--- Begin Records provided ---

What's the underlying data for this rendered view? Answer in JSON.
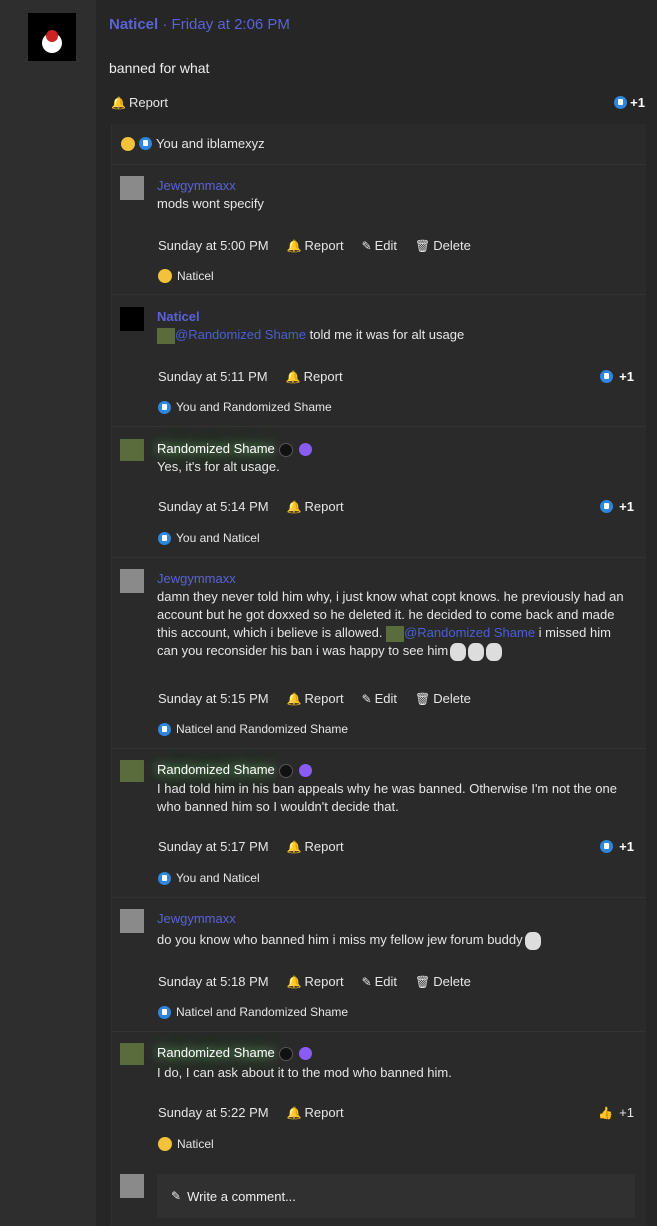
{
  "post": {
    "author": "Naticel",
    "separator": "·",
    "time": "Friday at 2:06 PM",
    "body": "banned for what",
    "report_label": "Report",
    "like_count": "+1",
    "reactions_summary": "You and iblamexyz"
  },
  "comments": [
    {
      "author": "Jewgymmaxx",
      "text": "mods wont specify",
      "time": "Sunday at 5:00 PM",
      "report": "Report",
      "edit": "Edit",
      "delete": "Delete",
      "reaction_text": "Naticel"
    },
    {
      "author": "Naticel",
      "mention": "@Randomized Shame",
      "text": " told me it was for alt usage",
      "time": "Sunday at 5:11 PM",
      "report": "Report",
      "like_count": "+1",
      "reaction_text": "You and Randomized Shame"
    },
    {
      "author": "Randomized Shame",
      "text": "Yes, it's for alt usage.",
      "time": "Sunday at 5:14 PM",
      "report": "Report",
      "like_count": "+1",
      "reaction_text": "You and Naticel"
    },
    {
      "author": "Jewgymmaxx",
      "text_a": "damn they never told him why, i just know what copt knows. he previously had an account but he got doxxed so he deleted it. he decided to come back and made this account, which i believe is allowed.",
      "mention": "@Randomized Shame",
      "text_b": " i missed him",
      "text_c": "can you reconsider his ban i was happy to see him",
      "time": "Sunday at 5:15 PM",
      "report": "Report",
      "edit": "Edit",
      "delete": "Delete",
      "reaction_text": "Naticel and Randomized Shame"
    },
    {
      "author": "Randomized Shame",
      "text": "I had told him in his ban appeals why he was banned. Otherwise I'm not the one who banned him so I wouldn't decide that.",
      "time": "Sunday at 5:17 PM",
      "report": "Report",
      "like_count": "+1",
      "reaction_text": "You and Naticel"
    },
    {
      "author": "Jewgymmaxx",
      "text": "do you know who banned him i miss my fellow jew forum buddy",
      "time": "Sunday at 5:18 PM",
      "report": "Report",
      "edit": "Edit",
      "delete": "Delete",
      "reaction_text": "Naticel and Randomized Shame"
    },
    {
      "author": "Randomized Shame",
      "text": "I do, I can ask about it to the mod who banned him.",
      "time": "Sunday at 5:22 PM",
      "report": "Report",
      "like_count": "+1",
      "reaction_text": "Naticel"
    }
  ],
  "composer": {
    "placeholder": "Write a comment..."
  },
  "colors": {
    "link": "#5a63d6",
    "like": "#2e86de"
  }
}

--- End Records provided ---

• _The exercise_
Show all lines from the listing above in which "told" appears.

• _Final result_
      "text": " told me it was for alt usage",
      "text_a": "damn they never told him why, i just know what copt knows. he previously had an account but he got doxxed so he deleted it. he decided to come back and made this account, which i believe is allowed.",
      "text": "I had told him in his ban appeals why he was banned. Otherwise I'm not the one who banned him so I wouldn't decide that.",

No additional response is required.